Look through the material below and count the lines with the string "store". Report only the count.
-- START OF Material provided --
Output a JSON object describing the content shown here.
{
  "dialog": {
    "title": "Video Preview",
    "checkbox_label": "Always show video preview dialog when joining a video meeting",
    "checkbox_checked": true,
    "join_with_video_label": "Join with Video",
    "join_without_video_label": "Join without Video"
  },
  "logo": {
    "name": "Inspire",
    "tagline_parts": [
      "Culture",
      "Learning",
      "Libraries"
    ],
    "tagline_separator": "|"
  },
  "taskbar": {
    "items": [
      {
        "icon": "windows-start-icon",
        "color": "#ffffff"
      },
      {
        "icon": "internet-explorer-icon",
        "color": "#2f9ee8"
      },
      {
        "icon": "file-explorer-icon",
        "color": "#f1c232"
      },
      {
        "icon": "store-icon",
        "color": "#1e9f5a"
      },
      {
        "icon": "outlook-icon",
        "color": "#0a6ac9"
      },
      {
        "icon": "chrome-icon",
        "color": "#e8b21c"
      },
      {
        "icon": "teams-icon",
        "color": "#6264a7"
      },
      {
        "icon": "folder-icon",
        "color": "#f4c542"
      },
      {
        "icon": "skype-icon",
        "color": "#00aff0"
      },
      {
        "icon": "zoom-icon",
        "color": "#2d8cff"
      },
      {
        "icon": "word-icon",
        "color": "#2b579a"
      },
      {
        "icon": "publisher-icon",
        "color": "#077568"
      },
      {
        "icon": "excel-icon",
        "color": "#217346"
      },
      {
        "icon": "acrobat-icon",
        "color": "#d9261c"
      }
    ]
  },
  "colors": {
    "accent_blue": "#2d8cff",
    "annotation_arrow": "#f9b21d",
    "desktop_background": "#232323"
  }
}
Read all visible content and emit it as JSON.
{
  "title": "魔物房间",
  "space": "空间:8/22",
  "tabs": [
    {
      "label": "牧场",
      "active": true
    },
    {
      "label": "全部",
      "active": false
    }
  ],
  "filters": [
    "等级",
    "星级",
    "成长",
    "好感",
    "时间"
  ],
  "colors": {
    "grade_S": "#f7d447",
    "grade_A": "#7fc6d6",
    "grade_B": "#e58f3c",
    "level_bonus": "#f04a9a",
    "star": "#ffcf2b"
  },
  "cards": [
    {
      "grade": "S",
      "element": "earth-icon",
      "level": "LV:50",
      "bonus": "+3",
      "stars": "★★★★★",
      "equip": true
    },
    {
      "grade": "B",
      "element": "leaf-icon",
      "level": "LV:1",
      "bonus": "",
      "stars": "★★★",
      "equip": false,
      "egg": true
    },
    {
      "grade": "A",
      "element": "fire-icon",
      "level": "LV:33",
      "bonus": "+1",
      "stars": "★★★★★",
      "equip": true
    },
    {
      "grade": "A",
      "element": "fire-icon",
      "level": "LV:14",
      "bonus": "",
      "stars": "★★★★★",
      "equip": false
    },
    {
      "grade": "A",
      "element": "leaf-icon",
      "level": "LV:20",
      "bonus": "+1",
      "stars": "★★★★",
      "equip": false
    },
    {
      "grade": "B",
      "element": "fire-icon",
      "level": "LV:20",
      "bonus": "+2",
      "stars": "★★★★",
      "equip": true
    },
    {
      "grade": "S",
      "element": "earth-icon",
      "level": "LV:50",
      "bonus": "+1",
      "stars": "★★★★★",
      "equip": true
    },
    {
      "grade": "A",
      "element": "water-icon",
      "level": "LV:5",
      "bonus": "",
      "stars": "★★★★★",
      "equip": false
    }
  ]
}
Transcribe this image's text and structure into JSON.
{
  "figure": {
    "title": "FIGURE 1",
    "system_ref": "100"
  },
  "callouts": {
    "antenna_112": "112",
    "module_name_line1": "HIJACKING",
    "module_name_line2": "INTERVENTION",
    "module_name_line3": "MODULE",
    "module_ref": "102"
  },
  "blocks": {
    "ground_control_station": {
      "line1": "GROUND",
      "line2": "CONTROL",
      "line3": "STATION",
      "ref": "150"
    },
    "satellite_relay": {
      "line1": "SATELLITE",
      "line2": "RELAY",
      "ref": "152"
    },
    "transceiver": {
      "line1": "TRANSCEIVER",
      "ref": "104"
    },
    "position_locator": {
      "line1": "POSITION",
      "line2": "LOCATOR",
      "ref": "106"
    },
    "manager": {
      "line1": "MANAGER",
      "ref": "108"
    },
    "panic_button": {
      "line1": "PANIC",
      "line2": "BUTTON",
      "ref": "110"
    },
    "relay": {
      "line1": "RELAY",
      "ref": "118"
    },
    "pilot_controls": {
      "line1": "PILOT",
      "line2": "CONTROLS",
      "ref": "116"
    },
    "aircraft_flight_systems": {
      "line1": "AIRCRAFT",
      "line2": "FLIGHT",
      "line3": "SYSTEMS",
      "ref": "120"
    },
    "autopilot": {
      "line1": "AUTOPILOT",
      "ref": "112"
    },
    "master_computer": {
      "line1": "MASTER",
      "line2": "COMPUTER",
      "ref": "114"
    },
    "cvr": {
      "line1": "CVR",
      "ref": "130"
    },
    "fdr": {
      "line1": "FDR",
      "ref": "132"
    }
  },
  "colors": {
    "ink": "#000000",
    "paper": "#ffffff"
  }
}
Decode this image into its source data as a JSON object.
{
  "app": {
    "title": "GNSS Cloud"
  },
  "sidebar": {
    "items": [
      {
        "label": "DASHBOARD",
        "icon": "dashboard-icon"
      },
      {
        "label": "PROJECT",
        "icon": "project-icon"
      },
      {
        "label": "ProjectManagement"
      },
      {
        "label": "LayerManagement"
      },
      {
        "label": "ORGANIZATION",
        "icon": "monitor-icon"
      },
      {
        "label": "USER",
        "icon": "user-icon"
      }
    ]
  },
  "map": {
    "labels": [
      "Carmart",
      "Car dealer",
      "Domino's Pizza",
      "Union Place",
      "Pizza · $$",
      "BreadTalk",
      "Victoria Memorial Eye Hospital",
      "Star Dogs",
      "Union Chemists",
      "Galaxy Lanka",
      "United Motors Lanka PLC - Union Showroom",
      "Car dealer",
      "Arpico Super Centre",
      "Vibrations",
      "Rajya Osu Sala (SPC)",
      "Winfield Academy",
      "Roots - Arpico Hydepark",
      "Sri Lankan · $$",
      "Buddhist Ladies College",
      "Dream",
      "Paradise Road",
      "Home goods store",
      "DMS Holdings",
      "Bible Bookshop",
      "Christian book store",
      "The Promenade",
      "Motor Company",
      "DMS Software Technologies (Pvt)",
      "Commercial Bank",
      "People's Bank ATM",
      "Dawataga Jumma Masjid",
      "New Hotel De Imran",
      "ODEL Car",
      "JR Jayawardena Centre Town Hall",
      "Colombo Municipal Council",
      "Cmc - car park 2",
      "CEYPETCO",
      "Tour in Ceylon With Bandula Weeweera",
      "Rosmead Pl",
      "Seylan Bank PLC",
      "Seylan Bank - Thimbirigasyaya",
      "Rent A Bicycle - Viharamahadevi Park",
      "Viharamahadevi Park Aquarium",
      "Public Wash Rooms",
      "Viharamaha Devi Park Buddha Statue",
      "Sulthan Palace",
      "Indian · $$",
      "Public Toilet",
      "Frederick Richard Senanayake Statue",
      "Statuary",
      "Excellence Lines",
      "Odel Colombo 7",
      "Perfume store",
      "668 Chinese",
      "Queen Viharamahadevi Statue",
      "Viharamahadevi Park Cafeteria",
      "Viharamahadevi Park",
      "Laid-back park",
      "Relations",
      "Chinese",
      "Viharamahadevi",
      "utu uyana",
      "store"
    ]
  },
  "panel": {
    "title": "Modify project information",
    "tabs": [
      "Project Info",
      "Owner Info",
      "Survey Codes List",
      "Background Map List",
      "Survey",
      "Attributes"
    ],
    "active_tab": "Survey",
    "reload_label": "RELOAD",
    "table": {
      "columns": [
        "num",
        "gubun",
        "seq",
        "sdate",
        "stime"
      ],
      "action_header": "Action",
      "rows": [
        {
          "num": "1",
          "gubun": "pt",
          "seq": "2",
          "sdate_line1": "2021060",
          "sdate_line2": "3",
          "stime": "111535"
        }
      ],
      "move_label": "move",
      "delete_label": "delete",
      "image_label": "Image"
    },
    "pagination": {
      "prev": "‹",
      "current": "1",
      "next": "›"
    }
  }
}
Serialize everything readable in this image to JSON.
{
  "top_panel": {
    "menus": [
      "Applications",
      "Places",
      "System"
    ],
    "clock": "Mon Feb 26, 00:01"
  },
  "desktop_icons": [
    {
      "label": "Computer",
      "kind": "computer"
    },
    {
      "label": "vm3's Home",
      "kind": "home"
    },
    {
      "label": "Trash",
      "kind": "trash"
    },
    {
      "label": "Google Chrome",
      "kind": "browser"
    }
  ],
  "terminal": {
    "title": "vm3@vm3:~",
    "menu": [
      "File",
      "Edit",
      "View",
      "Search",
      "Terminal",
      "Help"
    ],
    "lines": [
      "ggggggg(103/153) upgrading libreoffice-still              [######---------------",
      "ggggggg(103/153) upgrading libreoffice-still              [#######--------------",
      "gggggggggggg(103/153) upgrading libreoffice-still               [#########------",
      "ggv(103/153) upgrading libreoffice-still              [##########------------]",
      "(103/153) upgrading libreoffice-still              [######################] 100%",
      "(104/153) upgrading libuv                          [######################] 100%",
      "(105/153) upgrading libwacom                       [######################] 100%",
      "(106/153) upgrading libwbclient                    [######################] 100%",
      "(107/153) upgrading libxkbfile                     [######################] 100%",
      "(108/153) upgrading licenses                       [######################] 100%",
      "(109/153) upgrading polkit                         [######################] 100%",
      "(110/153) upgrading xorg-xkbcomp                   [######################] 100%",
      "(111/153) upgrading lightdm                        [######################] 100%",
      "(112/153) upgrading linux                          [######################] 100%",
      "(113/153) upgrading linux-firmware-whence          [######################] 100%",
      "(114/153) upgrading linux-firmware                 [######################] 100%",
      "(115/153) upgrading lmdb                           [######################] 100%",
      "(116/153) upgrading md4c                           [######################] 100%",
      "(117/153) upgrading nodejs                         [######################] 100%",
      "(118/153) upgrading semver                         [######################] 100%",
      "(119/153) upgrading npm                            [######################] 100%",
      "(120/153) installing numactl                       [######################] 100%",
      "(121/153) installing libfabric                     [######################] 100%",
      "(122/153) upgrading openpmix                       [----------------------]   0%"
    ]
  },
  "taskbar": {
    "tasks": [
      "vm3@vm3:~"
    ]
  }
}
-- END OF Material provided --
→ **Complete output**
5